What is expected:
Output the lines that follow exactly as they are.

Given data:
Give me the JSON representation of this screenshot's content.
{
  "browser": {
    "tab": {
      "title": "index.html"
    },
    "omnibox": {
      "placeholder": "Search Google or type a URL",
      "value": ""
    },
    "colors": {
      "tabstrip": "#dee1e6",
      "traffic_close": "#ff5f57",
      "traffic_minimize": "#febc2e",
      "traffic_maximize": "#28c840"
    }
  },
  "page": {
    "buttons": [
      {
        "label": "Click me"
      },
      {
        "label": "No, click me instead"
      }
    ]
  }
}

Exercise result:
Give me the JSON representation of this screenshot's content.
{
  "browser": {
    "tab": {
      "title": "index.html"
    },
    "omnibox": {
      "placeholder": "Search Google or type a URL",
      "value": ""
    },
    "colors": {
      "tabstrip": "#dee1e6",
      "traffic_close": "#ff5f57",
      "traffic_minimize": "#febc2e",
      "traffic_maximize": "#28c840"
    }
  },
  "page": {
    "buttons": [
      {
        "label": "Click me"
      },
      {
        "label": "No, click me instead"
      }
    ]
  }
}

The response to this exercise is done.